____ Data entries
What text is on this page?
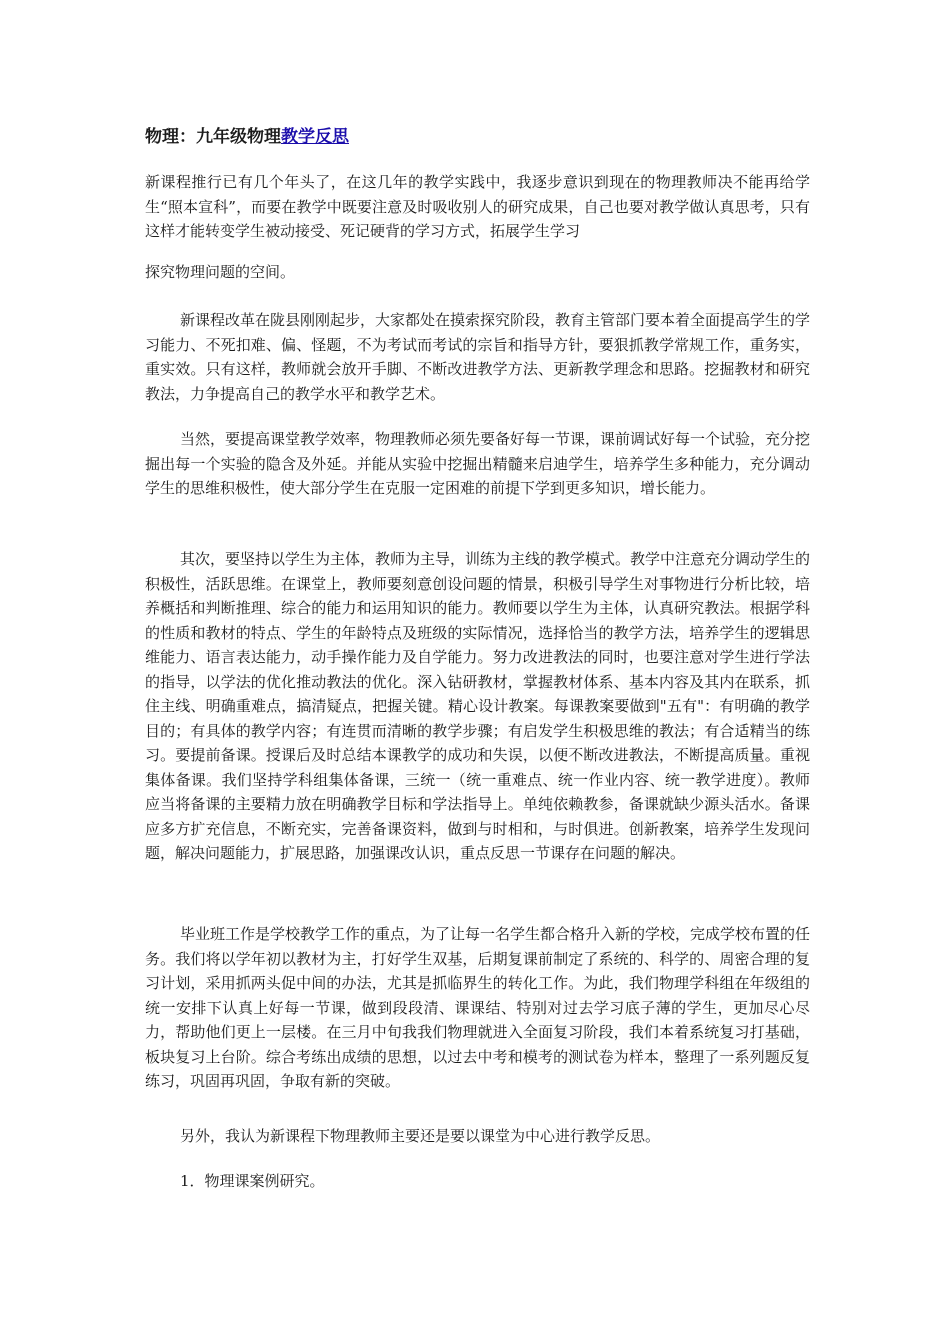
物理：九年级物理教学反思

新课程推行已有几个年头了，在这几年的教学实践中，我逐步意识到现在的物理教师决不能再给学生“照本宣科”，而要在教学中既要注意及时吸收别人的研究成果，自己也要对教学做认真思考，只有这样才能转变学生被动接受、死记硬背的学习方式，拓展学生学习

探究物理问题的空间。

新课程改革在陇县刚刚起步，大家都处在摸索探究阶段，教育主管部门要本着全面提高学生的学习能力、不死扣难、偏、怪题，不为考试而考试的宗旨和指导方针，要狠抓教学常规工作，重务实，重实效。只有这样，教师就会放开手脚、不断改进教学方法、更新教学理念和思路。挖掘教材和研究教法，力争提高自己的教学水平和教学艺术。

当然，要提高课堂教学效率，物理教师必须先要备好每一节课，课前调试好每一个试验，充分挖掘出每一个实验的隐含及外延。并能从实验中挖掘出精髓来启迪学生，培养学生多种能力，充分调动学生的思维积极性，使大部分学生在克服一定困难的前提下学到更多知识，增长能力。

其次，要坚持以学生为主体，教师为主导，训练为主线的教学模式。教学中注意充分调动学生的积极性，活跃思维。在课堂上，教师要刻意创设问题的情景，积极引导学生对事物进行分析比较，培养概括和判断推理、综合的能力和运用知识的能力。教师要以学生为主体，认真研究教法。根据学科的性质和教材的特点、学生的年龄特点及班级的实际情况，选择恰当的教学方法，培养学生的逻辑思维能力、语言表达能力，动手操作能力及自学能力。努力改进教法的同时，也要注意对学生进行学法的指导，以学法的优化推动教法的优化。深入钻研教材，掌握教材体系、基本内容及其内在联系，抓住主线、明确重难点，搞清疑点，把握关键。精心设计教案。每课教案要做到"五有"：有明确的教学目的；有具体的教学内容；有连贯而清晰的教学步骤；有启发学生积极思维的教法；有合适精当的练习。要提前备课。授课后及时总结本课教学的成功和失误，以便不断改进教法，不断提高质量。重视集体备课。我们坚持学科组集体备课，三统一（统一重难点、统一作业内容、统一教学进度）。教师应当将备课的主要精力放在明确教学目标和学法指导上。单纯依赖教参，备课就缺少源头活水。备课应多方扩充信息，不断充实，完善备课资料，做到与时相和，与时俱进。创新教案，培养学生发现问题，解决问题能力，扩展思路，加强课改认识，重点反思一节课存在问题的解决。

毕业班工作是学校教学工作的重点，为了让每一名学生都合格升入新的学校，完成学校布置的任务。我们将以学年初以教材为主，打好学生双基，后期复课前制定了系统的、科学的、周密合理的复习计划，采用抓两头促中间的办法，尤其是抓临界生的转化工作。为此，我们物理学科组在年级组的统一安排下认真上好每一节课，做到段段清、课课结、特别对过去学习底子薄的学生，更加尽心尽力，帮助他们更上一层楼。在三月中旬我我们物理就进入全面复习阶段，我们本着系统复习打基础，板块复习上台阶。综合考练出成绩的思想，以过去中考和模考的测试卷为样本，整理了一系列题反复练习，巩固再巩固，争取有新的突破。

另外，我认为新课程下物理教师主要还是要以课堂为中心进行教学反思。

1．物理课案例研究。
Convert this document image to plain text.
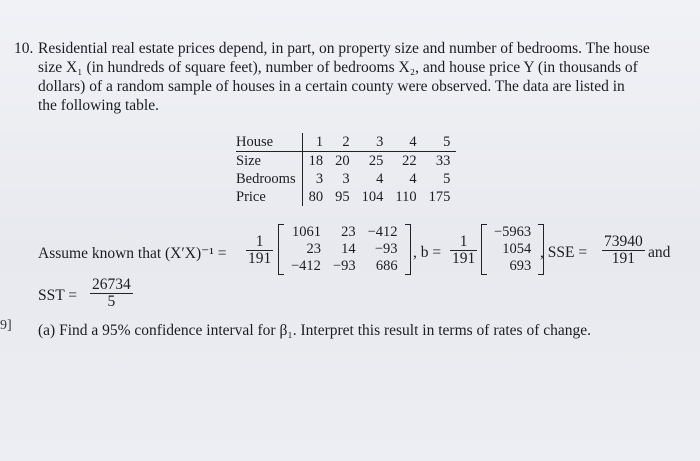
10. Residential real estate prices depend, in part, on property size and number of bedrooms. The house
size X₁ (in hundreds of square feet), number of bedrooms X₂, and house price Y (in thousands of
dollars) of a random sample of houses in a certain county were observed. The data are listed in
the following table.
House	1	2	3	4	5
Size	18	20	25	22	33
Bedrooms	3	3	4	4	5
Price	80	95	104	110	175
Assume known that $(X'X)^{-1} = \frac{1}{191}$
1061	23	−412
23	14	−93
−412	−93	686
, $b = \frac{1}{191}$
−5963
1054
693
, SSE = $\frac{73940}{191}$ and
SST = $\frac{26734}{5}$
9] (a) Find a 95% confidence interval for β₁. Interpret this result in terms of rates of change.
________
(Short problem) Sift through the entries and copy every line with "this".

(Written response)
What text is on this page?
Convert this document image to plain text.
9] (a) Find a 95% confidence interval for β₁. Interpret this result in terms of rates of change.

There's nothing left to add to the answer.